(Recorded data)

[start]

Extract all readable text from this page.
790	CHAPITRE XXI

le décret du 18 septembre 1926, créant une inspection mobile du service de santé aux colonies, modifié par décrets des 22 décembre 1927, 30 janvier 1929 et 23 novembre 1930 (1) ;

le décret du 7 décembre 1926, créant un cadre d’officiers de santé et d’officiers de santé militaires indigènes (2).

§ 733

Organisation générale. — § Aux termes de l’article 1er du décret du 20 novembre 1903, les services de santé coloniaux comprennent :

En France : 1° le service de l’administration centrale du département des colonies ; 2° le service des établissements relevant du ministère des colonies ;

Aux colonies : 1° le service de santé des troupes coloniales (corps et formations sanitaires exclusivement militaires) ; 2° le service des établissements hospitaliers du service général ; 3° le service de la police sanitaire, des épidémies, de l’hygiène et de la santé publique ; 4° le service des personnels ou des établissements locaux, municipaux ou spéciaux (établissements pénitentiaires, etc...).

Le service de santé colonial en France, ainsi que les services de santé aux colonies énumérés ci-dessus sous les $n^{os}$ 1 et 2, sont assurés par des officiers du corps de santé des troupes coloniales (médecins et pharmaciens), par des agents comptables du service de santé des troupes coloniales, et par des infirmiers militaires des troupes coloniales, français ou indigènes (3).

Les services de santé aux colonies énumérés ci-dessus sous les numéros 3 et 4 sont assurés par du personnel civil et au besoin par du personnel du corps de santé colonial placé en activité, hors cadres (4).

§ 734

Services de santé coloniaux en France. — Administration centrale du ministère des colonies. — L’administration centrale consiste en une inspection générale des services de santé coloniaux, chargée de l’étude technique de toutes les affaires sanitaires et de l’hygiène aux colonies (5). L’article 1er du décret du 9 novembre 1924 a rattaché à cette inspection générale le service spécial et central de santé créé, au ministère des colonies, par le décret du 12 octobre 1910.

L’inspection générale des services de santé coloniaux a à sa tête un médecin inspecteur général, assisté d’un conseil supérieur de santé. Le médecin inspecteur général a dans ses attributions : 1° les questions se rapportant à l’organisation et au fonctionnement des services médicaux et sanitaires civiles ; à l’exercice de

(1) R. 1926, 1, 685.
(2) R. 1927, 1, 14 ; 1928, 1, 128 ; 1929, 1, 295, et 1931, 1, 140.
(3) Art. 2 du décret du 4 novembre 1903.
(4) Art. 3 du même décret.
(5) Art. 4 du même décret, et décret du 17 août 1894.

[end]

=== Exercise goal ===
Write out the whole listing again, exactly as it stands.

=== Result of the exercise ===
Extract all readable text from this page.
790	CHAPITRE XXI

le décret du 18 septembre 1926, créant une inspection mobile du service de santé aux colonies, modifié par décrets des 22 décembre 1927, 30 janvier 1929 et 23 novembre 1930 (1) ;

le décret du 7 décembre 1926, créant un cadre d’officiers de santé et d’officiers de santé militaires indigènes (2).

§ 733

Organisation générale. — § Aux termes de l’article 1er du décret du 20 novembre 1903, les services de santé coloniaux comprennent :

En France : 1° le service de l’administration centrale du département des colonies ; 2° le service des établissements relevant du ministère des colonies ;

Aux colonies : 1° le service de santé des troupes coloniales (corps et formations sanitaires exclusivement militaires) ; 2° le service des établissements hospitaliers du service général ; 3° le service de la police sanitaire, des épidémies, de l’hygiène et de la santé publique ; 4° le service des personnels ou des établissements locaux, municipaux ou spéciaux (établissements pénitentiaires, etc...).

Le service de santé colonial en France, ainsi que les services de santé aux colonies énumérés ci-dessus sous les $n^{os}$ 1 et 2, sont assurés par des officiers du corps de santé des troupes coloniales (médecins et pharmaciens), par des agents comptables du service de santé des troupes coloniales, et par des infirmiers militaires des troupes coloniales, français ou indigènes (3).

Les services de santé aux colonies énumérés ci-dessus sous les numéros 3 et 4 sont assurés par du personnel civil et au besoin par du personnel du corps de santé colonial placé en activité, hors cadres (4).

§ 734

Services de santé coloniaux en France. — Administration centrale du ministère des colonies. — L’administration centrale consiste en une inspection générale des services de santé coloniaux, chargée de l’étude technique de toutes les affaires sanitaires et de l’hygiène aux colonies (5). L’article 1er du décret du 9 novembre 1924 a rattaché à cette inspection générale le service spécial et central de santé créé, au ministère des colonies, par le décret du 12 octobre 1910.

L’inspection générale des services de santé coloniaux a à sa tête un médecin inspecteur général, assisté d’un conseil supérieur de santé. Le médecin inspecteur général a dans ses attributions : 1° les questions se rapportant à l’organisation et au fonctionnement des services médicaux et sanitaires civiles ; à l’exercice de

(1) R. 1926, 1, 685.
(2) R. 1927, 1, 14 ; 1928, 1, 128 ; 1929, 1, 295, et 1931, 1, 140.
(3) Art. 2 du décret du 4 novembre 1903.
(4) Art. 3 du même décret.
(5) Art. 4 du même décret, et décret du 17 août 1894.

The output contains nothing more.